■ THE DATA ■

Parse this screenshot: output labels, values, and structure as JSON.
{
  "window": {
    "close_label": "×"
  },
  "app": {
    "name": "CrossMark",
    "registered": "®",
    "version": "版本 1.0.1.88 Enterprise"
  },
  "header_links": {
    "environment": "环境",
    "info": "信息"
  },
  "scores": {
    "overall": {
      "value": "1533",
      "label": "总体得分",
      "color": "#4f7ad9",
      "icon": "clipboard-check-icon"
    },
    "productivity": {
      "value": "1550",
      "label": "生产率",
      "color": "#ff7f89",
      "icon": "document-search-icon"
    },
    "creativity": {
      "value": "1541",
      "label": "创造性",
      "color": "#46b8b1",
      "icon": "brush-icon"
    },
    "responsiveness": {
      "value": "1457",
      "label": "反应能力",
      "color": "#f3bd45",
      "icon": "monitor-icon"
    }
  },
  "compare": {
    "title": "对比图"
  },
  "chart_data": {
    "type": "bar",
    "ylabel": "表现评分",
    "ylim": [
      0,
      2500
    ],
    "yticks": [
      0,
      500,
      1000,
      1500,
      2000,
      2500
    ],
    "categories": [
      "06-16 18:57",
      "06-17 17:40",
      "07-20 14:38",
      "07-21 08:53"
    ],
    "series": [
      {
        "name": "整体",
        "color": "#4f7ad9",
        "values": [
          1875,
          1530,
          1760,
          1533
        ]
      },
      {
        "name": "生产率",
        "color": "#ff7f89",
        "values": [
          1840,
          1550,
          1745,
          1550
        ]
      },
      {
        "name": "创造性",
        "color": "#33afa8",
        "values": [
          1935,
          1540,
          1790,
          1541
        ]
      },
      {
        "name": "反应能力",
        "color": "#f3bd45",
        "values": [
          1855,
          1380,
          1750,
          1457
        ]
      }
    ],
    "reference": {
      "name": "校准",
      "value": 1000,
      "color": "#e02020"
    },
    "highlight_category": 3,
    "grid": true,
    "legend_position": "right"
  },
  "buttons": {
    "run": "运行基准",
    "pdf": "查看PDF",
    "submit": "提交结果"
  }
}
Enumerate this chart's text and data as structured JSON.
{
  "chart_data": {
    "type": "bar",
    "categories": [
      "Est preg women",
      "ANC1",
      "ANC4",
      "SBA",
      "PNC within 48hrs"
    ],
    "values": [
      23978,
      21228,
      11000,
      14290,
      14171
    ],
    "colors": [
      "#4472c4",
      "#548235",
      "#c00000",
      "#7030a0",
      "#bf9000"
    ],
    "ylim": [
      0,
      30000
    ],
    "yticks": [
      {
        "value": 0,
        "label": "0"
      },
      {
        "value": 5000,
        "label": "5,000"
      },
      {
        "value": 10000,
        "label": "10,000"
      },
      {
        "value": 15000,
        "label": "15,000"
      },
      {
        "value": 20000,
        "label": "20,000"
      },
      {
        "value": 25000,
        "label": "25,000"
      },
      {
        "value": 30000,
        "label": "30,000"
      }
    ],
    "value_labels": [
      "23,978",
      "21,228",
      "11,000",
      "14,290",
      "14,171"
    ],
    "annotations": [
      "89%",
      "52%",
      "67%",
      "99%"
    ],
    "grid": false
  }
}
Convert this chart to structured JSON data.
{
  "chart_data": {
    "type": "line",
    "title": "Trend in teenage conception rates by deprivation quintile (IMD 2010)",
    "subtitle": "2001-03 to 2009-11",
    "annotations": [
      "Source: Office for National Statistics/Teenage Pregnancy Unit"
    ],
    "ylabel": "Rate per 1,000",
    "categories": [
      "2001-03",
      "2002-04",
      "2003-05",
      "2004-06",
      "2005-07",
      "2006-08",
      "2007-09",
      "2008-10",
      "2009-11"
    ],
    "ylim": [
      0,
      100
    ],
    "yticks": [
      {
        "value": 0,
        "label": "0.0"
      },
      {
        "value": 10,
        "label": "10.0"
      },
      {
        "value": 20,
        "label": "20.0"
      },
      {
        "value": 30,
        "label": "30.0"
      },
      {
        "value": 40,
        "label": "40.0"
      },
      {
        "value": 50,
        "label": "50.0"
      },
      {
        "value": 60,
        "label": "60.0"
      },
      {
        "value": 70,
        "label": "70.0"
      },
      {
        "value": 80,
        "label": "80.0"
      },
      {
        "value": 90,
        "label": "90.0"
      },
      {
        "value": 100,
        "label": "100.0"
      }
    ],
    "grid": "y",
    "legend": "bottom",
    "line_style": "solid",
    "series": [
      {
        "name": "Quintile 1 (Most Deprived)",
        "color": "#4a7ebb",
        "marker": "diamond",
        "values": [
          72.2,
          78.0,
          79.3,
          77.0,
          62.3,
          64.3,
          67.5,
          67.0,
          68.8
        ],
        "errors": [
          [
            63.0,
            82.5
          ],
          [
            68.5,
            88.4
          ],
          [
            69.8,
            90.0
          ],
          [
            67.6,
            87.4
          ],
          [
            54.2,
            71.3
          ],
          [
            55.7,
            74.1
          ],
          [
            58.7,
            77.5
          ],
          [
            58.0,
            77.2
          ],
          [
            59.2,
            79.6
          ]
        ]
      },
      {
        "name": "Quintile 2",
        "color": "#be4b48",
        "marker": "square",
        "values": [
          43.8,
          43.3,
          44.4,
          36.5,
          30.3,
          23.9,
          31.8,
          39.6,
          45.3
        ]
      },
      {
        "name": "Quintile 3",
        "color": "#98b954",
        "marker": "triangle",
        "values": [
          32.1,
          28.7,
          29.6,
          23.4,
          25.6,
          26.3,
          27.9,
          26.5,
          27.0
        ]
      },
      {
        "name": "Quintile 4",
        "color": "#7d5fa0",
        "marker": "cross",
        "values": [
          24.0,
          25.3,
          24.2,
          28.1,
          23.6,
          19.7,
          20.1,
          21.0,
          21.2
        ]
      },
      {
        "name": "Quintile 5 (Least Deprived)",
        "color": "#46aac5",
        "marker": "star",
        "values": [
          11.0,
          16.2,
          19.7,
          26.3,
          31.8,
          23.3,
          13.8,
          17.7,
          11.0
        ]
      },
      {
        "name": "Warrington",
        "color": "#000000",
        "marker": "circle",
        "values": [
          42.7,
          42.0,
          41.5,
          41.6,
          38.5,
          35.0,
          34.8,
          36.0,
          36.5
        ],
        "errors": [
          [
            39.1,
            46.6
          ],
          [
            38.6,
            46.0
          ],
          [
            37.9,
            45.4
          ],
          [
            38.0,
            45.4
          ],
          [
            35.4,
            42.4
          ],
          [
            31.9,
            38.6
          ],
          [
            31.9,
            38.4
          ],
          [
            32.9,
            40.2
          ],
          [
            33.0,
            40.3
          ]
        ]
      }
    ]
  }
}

■ WHAT NEEDS TO BE DONE ■
Repeat each of the entries above precisely as given.

■ RIGHT ANSWER ■
Parse this screenshot: output labels, values, and structure as JSON.
{
  "window": {
    "close_label": "×"
  },
  "app": {
    "name": "CrossMark",
    "registered": "®",
    "version": "版本 1.0.1.88 Enterprise"
  },
  "header_links": {
    "environment": "环境",
    "info": "信息"
  },
  "scores": {
    "overall": {
      "value": "1533",
      "label": "总体得分",
      "color": "#4f7ad9",
      "icon": "clipboard-check-icon"
    },
    "productivity": {
      "value": "1550",
      "label": "生产率",
      "color": "#ff7f89",
      "icon": "document-search-icon"
    },
    "creativity": {
      "value": "1541",
      "label": "创造性",
      "color": "#46b8b1",
      "icon": "brush-icon"
    },
    "responsiveness": {
      "value": "1457",
      "label": "反应能力",
      "color": "#f3bd45",
      "icon": "monitor-icon"
    }
  },
  "compare": {
    "title": "对比图"
  },
  "chart_data": {
    "type": "bar",
    "ylabel": "表现评分",
    "ylim": [
      0,
      2500
    ],
    "yticks": [
      0,
      500,
      1000,
      1500,
      2000,
      2500
    ],
    "categories": [
      "06-16 18:57",
      "06-17 17:40",
      "07-20 14:38",
      "07-21 08:53"
    ],
    "series": [
      {
        "name": "整体",
        "color": "#4f7ad9",
        "values": [
          1875,
          1530,
          1760,
          1533
        ]
      },
      {
        "name": "生产率",
        "color": "#ff7f89",
        "values": [
          1840,
          1550,
          1745,
          1550
        ]
      },
      {
        "name": "创造性",
        "color": "#33afa8",
        "values": [
          1935,
          1540,
          1790,
          1541
        ]
      },
      {
        "name": "反应能力",
        "color": "#f3bd45",
        "values": [
          1855,
          1380,
          1750,
          1457
        ]
      }
    ],
    "reference": {
      "name": "校准",
      "value": 1000,
      "color": "#e02020"
    },
    "highlight_category": 3,
    "grid": true,
    "legend_position": "right"
  },
  "buttons": {
    "run": "运行基准",
    "pdf": "查看PDF",
    "submit": "提交结果"
  }
}
Enumerate this chart's text and data as structured JSON.
{
  "chart_data": {
    "type": "bar",
    "categories": [
      "Est preg women",
      "ANC1",
      "ANC4",
      "SBA",
      "PNC within 48hrs"
    ],
    "values": [
      23978,
      21228,
      11000,
      14290,
      14171
    ],
    "colors": [
      "#4472c4",
      "#548235",
      "#c00000",
      "#7030a0",
      "#bf9000"
    ],
    "ylim": [
      0,
      30000
    ],
    "yticks": [
      {
        "value": 0,
        "label": "0"
      },
      {
        "value": 5000,
        "label": "5,000"
      },
      {
        "value": 10000,
        "label": "10,000"
      },
      {
        "value": 15000,
        "label": "15,000"
      },
      {
        "value": 20000,
        "label": "20,000"
      },
      {
        "value": 25000,
        "label": "25,000"
      },
      {
        "value": 30000,
        "label": "30,000"
      }
    ],
    "value_labels": [
      "23,978",
      "21,228",
      "11,000",
      "14,290",
      "14,171"
    ],
    "annotations": [
      "89%",
      "52%",
      "67%",
      "99%"
    ],
    "grid": false
  }
}
Convert this chart to structured JSON data.
{
  "chart_data": {
    "type": "line",
    "title": "Trend in teenage conception rates by deprivation quintile (IMD 2010)",
    "subtitle": "2001-03 to 2009-11",
    "annotations": [
      "Source: Office for National Statistics/Teenage Pregnancy Unit"
    ],
    "ylabel": "Rate per 1,000",
    "categories": [
      "2001-03",
      "2002-04",
      "2003-05",
      "2004-06",
      "2005-07",
      "2006-08",
      "2007-09",
      "2008-10",
      "2009-11"
    ],
    "ylim": [
      0,
      100
    ],
    "yticks": [
      {
        "value": 0,
        "label": "0.0"
      },
      {
        "value": 10,
        "label": "10.0"
      },
      {
        "value": 20,
        "label": "20.0"
      },
      {
        "value": 30,
        "label": "30.0"
      },
      {
        "value": 40,
        "label": "40.0"
      },
      {
        "value": 50,
        "label": "50.0"
      },
      {
        "value": 60,
        "label": "60.0"
      },
      {
        "value": 70,
        "label": "70.0"
      },
      {
        "value": 80,
        "label": "80.0"
      },
      {
        "value": 90,
        "label": "90.0"
      },
      {
        "value": 100,
        "label": "100.0"
      }
    ],
    "grid": "y",
    "legend": "bottom",
    "line_style": "solid",
    "series": [
      {
        "name": "Quintile 1 (Most Deprived)",
        "color": "#4a7ebb",
        "marker": "diamond",
        "values": [
          72.2,
          78.0,
          79.3,
          77.0,
          62.3,
          64.3,
          67.5,
          67.0,
          68.8
        ],
        "errors": [
          [
            63.0,
            82.5
          ],
          [
            68.5,
            88.4
          ],
          [
            69.8,
            90.0
          ],
          [
            67.6,
            87.4
          ],
          [
            54.2,
            71.3
          ],
          [
            55.7,
            74.1
          ],
          [
            58.7,
            77.5
          ],
          [
            58.0,
            77.2
          ],
          [
            59.2,
            79.6
          ]
        ]
      },
      {
        "name": "Quintile 2",
        "color": "#be4b48",
        "marker": "square",
        "values": [
          43.8,
          43.3,
          44.4,
          36.5,
          30.3,
          23.9,
          31.8,
          39.6,
          45.3
        ]
      },
      {
        "name": "Quintile 3",
        "color": "#98b954",
        "marker": "triangle",
        "values": [
          32.1,
          28.7,
          29.6,
          23.4,
          25.6,
          26.3,
          27.9,
          26.5,
          27.0
        ]
      },
      {
        "name": "Quintile 4",
        "color": "#7d5fa0",
        "marker": "cross",
        "values": [
          24.0,
          25.3,
          24.2,
          28.1,
          23.6,
          19.7,
          20.1,
          21.0,
          21.2
        ]
      },
      {
        "name": "Quintile 5 (Least Deprived)",
        "color": "#46aac5",
        "marker": "star",
        "values": [
          11.0,
          16.2,
          19.7,
          26.3,
          31.8,
          23.3,
          13.8,
          17.7,
          11.0
        ]
      },
      {
        "name": "Warrington",
        "color": "#000000",
        "marker": "circle",
        "values": [
          42.7,
          42.0,
          41.5,
          41.6,
          38.5,
          35.0,
          34.8,
          36.0,
          36.5
        ],
        "errors": [
          [
            39.1,
            46.6
          ],
          [
            38.6,
            46.0
          ],
          [
            37.9,
            45.4
          ],
          [
            38.0,
            45.4
          ],
          [
            35.4,
            42.4
          ],
          [
            31.9,
            38.6
          ],
          [
            31.9,
            38.4
          ],
          [
            32.9,
            40.2
          ],
          [
            33.0,
            40.3
          ]
        ]
      }
    ]
  }
}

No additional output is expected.